Locate each line holding the string "isJvmXmsPresent" and copy it.

** Start Record set **

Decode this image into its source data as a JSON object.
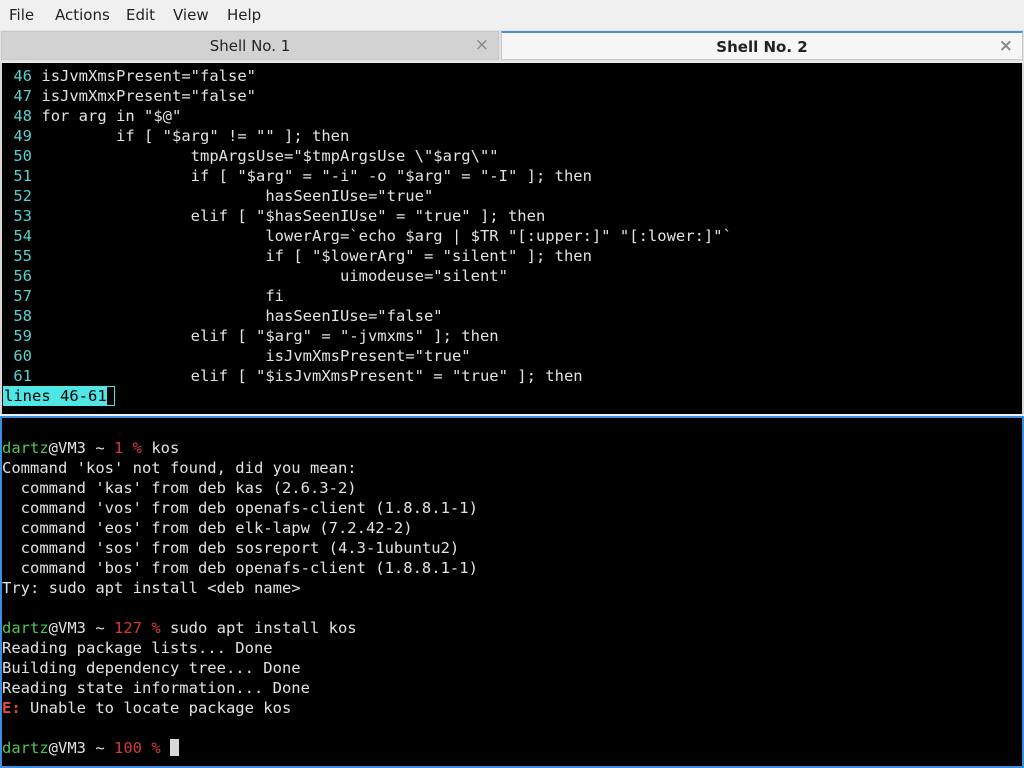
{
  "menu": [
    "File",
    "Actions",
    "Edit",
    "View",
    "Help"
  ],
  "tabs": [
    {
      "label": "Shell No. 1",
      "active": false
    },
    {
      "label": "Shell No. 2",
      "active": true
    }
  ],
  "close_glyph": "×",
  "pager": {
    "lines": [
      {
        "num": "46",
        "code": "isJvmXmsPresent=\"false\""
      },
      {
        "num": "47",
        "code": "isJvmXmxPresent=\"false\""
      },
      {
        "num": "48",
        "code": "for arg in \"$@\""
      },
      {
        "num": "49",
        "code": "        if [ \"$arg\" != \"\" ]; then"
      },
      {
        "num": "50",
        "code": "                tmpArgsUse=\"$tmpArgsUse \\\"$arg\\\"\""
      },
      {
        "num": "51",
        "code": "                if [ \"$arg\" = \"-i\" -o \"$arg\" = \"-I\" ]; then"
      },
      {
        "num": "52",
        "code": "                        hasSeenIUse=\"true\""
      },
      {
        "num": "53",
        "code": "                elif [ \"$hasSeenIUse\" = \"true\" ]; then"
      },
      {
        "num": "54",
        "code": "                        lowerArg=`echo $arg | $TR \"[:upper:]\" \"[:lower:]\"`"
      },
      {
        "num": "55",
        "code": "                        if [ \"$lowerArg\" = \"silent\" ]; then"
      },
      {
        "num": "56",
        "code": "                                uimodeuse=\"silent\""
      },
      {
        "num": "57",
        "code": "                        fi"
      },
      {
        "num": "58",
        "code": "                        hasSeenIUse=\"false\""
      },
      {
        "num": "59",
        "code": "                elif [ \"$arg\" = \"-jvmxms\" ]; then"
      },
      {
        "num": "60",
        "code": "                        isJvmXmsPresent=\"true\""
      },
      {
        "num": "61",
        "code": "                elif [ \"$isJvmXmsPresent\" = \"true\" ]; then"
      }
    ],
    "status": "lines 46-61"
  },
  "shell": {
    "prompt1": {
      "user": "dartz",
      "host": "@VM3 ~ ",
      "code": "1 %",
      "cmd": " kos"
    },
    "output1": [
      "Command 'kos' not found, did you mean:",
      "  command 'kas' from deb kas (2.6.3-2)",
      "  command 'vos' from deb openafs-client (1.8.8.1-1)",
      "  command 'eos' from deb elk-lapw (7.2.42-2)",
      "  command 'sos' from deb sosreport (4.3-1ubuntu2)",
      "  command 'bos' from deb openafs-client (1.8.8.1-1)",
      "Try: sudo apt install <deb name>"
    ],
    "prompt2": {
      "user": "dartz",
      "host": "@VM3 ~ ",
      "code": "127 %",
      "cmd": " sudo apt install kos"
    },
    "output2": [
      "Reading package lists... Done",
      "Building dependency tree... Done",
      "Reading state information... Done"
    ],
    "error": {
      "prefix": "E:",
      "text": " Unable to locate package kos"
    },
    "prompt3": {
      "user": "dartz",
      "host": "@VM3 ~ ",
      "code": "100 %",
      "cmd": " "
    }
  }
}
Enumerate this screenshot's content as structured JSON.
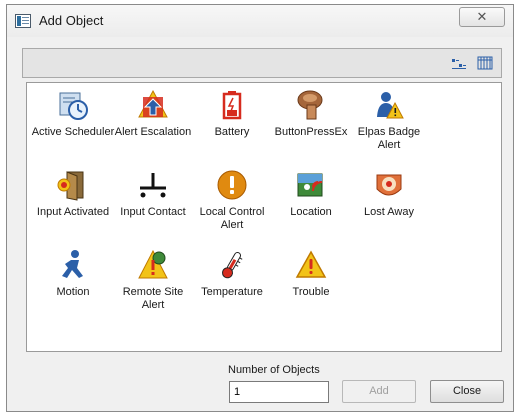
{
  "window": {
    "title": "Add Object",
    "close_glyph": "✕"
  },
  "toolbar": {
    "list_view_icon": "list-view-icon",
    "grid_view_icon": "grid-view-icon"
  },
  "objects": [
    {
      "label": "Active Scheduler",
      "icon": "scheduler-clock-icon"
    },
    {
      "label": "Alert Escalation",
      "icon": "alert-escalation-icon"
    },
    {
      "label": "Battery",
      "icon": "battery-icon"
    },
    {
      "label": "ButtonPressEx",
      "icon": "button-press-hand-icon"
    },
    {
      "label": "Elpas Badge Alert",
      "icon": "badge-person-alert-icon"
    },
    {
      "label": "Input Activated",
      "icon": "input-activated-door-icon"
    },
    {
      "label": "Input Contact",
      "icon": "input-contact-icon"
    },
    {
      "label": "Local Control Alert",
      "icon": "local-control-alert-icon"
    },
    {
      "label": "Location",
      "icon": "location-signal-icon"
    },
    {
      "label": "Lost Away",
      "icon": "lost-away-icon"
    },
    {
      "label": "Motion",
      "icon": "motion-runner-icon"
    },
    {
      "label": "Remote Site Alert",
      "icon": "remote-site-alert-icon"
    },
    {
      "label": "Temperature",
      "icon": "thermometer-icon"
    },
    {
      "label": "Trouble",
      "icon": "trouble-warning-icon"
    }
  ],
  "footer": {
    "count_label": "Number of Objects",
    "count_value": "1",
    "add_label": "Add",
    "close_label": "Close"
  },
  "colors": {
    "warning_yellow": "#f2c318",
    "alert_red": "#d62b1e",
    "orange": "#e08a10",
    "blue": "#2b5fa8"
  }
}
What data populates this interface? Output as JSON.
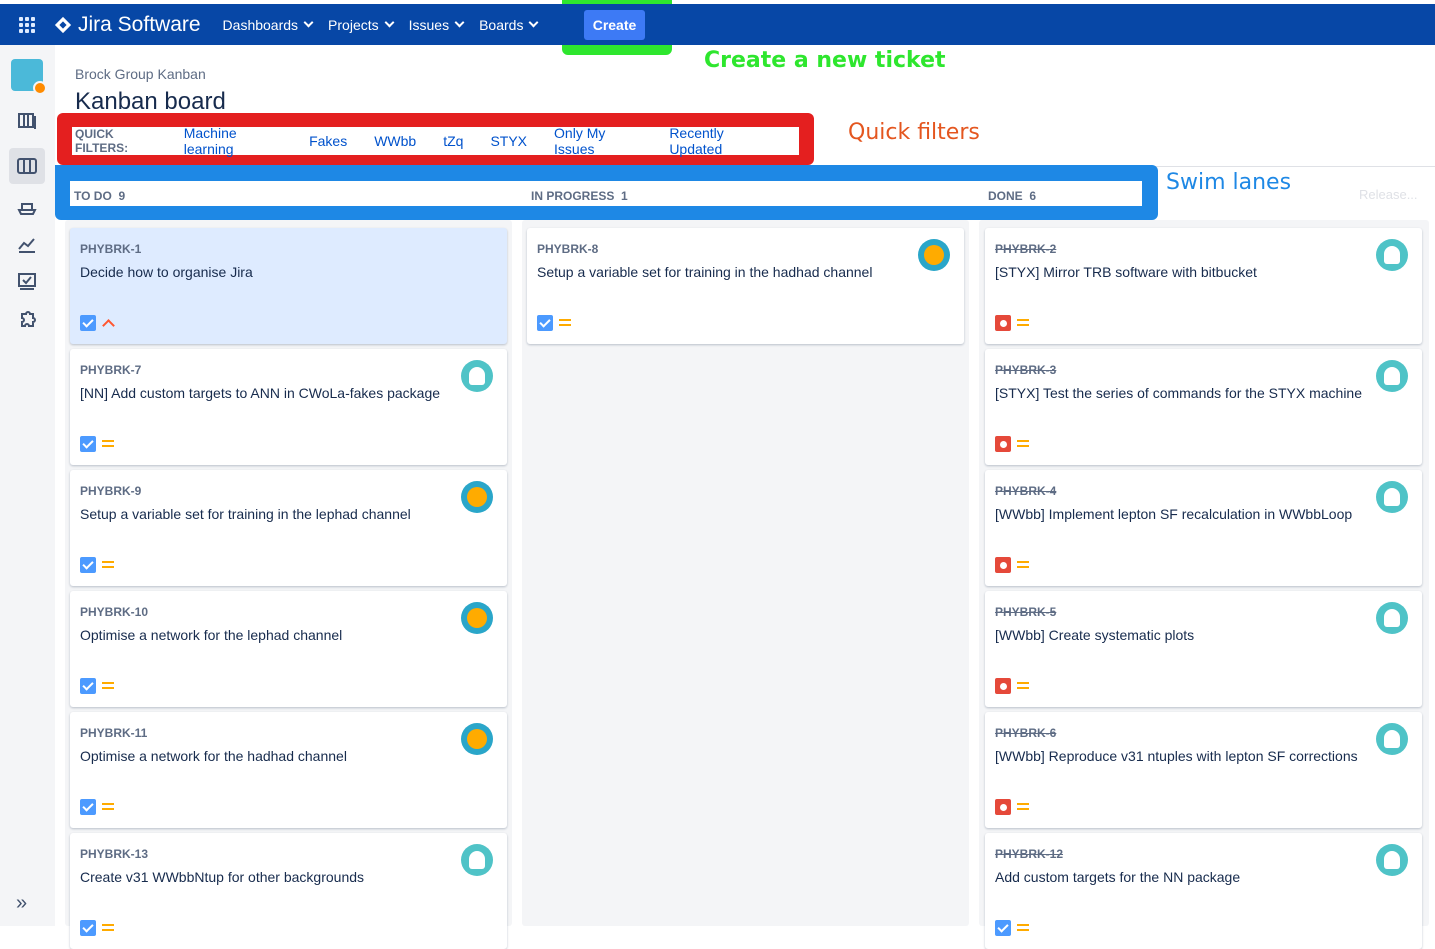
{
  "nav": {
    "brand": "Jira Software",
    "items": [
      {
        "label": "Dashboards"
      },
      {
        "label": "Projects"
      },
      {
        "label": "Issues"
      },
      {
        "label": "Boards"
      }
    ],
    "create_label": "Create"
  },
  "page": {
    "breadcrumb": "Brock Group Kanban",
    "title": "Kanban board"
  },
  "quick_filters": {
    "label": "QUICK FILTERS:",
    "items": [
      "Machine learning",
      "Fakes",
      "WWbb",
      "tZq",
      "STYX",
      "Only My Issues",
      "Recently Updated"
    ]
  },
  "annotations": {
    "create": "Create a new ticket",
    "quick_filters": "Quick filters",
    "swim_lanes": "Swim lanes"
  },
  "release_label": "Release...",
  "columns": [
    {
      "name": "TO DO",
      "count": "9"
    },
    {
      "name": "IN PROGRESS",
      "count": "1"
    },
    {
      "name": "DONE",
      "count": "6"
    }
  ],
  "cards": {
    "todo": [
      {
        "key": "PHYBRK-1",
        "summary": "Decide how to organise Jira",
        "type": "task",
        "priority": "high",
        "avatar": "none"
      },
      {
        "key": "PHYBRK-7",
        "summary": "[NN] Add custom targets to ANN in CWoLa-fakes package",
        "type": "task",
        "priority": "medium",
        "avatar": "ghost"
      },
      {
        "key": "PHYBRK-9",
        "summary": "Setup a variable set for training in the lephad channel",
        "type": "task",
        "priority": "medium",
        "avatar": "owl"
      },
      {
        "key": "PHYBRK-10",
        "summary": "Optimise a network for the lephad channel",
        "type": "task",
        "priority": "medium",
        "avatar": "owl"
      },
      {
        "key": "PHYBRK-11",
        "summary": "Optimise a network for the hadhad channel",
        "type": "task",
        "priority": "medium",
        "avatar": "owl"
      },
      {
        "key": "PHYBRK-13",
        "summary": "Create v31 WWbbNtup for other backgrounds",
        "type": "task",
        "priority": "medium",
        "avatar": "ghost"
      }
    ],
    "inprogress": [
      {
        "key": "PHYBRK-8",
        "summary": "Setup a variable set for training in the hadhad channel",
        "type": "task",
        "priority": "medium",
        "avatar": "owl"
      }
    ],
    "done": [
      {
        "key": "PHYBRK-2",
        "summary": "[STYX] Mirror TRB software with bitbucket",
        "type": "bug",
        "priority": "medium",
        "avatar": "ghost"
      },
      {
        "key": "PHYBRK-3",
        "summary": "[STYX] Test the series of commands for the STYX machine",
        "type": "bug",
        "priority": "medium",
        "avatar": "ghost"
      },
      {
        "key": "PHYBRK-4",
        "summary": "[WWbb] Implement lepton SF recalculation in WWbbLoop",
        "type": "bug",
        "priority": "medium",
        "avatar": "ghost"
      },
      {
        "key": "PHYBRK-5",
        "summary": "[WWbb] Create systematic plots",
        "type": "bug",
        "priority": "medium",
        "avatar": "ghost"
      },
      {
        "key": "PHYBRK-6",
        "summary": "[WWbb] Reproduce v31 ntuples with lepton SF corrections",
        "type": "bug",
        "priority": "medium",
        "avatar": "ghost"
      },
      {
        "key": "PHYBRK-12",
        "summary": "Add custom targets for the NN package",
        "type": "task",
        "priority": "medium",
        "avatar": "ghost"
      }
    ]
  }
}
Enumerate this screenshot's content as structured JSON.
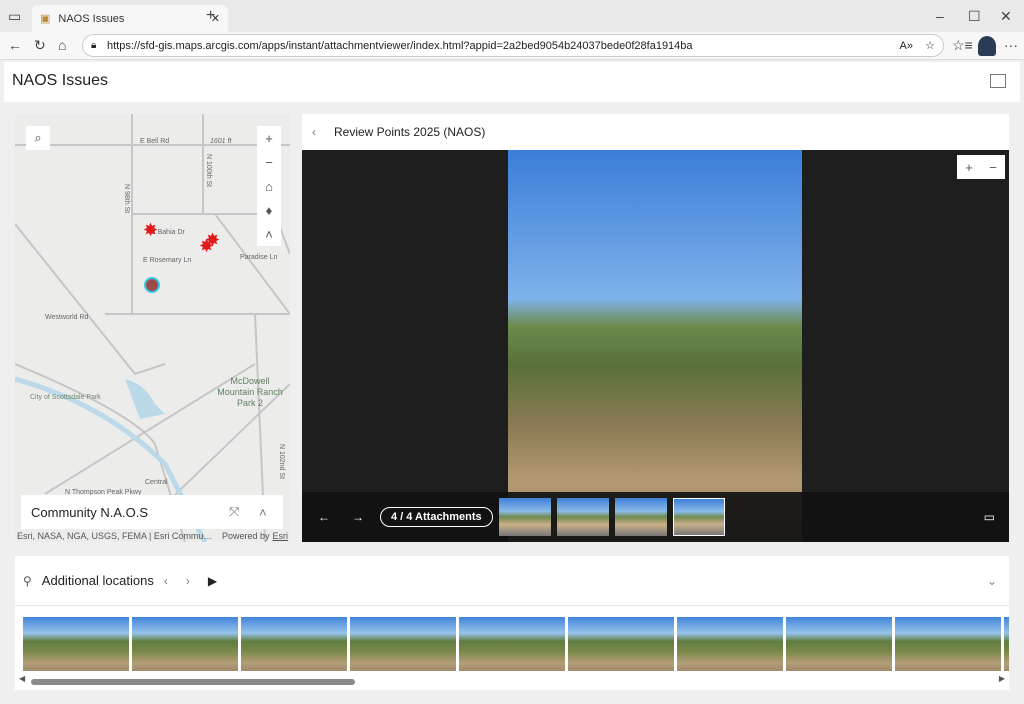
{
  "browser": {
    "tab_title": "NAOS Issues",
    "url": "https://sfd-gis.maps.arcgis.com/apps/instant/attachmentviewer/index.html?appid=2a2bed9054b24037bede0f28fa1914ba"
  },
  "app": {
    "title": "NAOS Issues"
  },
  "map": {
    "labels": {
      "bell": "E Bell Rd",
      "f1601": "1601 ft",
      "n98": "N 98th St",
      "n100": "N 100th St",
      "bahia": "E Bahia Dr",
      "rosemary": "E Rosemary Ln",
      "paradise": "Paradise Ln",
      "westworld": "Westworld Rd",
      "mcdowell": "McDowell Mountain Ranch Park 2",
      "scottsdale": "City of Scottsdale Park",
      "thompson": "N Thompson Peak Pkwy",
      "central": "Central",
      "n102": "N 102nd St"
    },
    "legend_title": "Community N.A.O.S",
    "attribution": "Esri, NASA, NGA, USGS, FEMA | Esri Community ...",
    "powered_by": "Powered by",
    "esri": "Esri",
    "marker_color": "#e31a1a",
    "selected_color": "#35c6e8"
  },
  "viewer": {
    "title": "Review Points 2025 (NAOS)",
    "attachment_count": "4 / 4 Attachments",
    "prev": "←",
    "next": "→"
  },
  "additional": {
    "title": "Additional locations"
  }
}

** End Record set **

Output for this task:
        "code": "isJvmXmsPresent=\"false\""
        "code": "                        isJvmXmsPresent=\"true\""
        "code": "                elif [ \"$isJvmXmsPresent\" = \"true\" ]; then"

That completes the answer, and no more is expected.